(Exercise instructions):
From the listing below, extract each entry exactly as written, minus the images.

^^^^^^^^

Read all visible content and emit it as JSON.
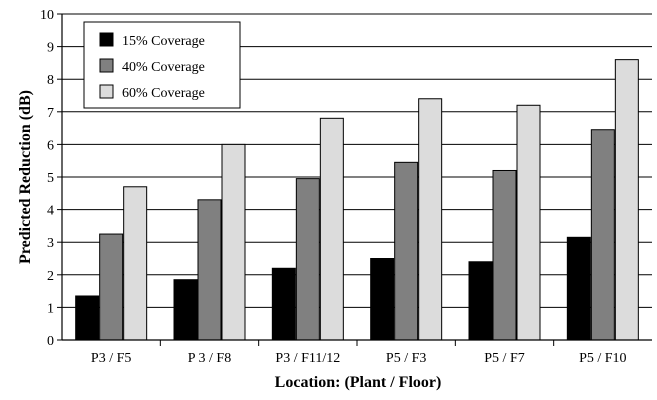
{
  "chart_data": {
    "type": "bar",
    "title": "",
    "xlabel": "Location: (Plant / Floor)",
    "ylabel": "Predicted Reduction (dB)",
    "ylim": [
      0,
      10
    ],
    "yticks": [
      "0",
      "1",
      "2",
      "3",
      "4",
      "5",
      "6",
      "7",
      "8",
      "9",
      "10"
    ],
    "grid": true,
    "legend_position": "top-left",
    "categories": [
      "P3 / F5",
      "P 3 / F8",
      "P3 / F11/12",
      "P5 / F3",
      "P5 / F7",
      "P5 / F10"
    ],
    "series": [
      {
        "name": "15% Coverage",
        "color": "#000000",
        "values": [
          1.35,
          1.85,
          2.2,
          2.5,
          2.4,
          3.15
        ]
      },
      {
        "name": "40% Coverage",
        "color": "#808080",
        "values": [
          3.25,
          4.3,
          4.95,
          5.45,
          5.2,
          6.45
        ]
      },
      {
        "name": "60% Coverage",
        "color": "#dcdcdc",
        "values": [
          4.7,
          6.0,
          6.8,
          7.4,
          7.2,
          8.6
        ]
      }
    ]
  }
}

^^^^^^^^

(Output below):
Read all visible content and emit it as JSON.
{
  "chart_data": {
    "type": "bar",
    "title": "",
    "xlabel": "Location: (Plant / Floor)",
    "ylabel": "Predicted Reduction (dB)",
    "ylim": [
      0,
      10
    ],
    "yticks": [
      "0",
      "1",
      "2",
      "3",
      "4",
      "5",
      "6",
      "7",
      "8",
      "9",
      "10"
    ],
    "grid": true,
    "legend_position": "top-left",
    "categories": [
      "P3 / F5",
      "P 3 / F8",
      "P3 / F11/12",
      "P5 / F3",
      "P5 / F7",
      "P5 / F10"
    ],
    "series": [
      {
        "name": "15% Coverage",
        "color": "#000000",
        "values": [
          1.35,
          1.85,
          2.2,
          2.5,
          2.4,
          3.15
        ]
      },
      {
        "name": "40% Coverage",
        "color": "#808080",
        "values": [
          3.25,
          4.3,
          4.95,
          5.45,
          5.2,
          6.45
        ]
      },
      {
        "name": "60% Coverage",
        "color": "#dcdcdc",
        "values": [
          4.7,
          6.0,
          6.8,
          7.4,
          7.2,
          8.6
        ]
      }
    ]
  }
}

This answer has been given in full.